* [GIVEN TASK]: Filter the entries and keep only the lines where the string "المطلب" appears.

-- LISTING start --

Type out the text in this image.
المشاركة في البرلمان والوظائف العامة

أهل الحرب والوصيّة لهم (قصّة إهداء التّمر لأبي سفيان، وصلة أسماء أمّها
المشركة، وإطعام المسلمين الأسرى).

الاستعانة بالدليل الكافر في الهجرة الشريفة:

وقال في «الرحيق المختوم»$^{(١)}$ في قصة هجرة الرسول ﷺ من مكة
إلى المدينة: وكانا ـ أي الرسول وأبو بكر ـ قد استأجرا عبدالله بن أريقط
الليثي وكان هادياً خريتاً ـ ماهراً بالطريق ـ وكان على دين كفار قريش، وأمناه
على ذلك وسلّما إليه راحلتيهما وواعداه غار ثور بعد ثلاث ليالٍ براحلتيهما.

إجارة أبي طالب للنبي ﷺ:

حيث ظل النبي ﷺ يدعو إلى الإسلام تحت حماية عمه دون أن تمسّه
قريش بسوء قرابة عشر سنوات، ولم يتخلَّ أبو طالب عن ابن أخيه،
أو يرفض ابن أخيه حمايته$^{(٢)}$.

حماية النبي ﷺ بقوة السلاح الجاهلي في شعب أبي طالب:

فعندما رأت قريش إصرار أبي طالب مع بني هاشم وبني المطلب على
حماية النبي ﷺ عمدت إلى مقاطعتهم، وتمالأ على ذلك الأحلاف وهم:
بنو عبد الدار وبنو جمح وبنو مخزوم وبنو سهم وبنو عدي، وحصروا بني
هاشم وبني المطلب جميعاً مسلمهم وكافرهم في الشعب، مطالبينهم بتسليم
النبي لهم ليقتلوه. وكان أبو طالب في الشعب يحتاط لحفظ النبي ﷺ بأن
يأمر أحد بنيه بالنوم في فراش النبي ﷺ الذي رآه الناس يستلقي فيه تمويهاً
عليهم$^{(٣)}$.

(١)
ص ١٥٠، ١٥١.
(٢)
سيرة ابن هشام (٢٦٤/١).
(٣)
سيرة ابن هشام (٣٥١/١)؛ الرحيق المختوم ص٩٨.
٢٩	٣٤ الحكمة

-- LISTING end --

* [PROBLEM SOLUTION]:
فعندما رأت قريش إصرار أبي طالب مع بني هاشم وبني المطلب على
هاشم وبني المطلب جميعاً مسلمهم وكافرهم في الشعب، مطالبينهم بتسليم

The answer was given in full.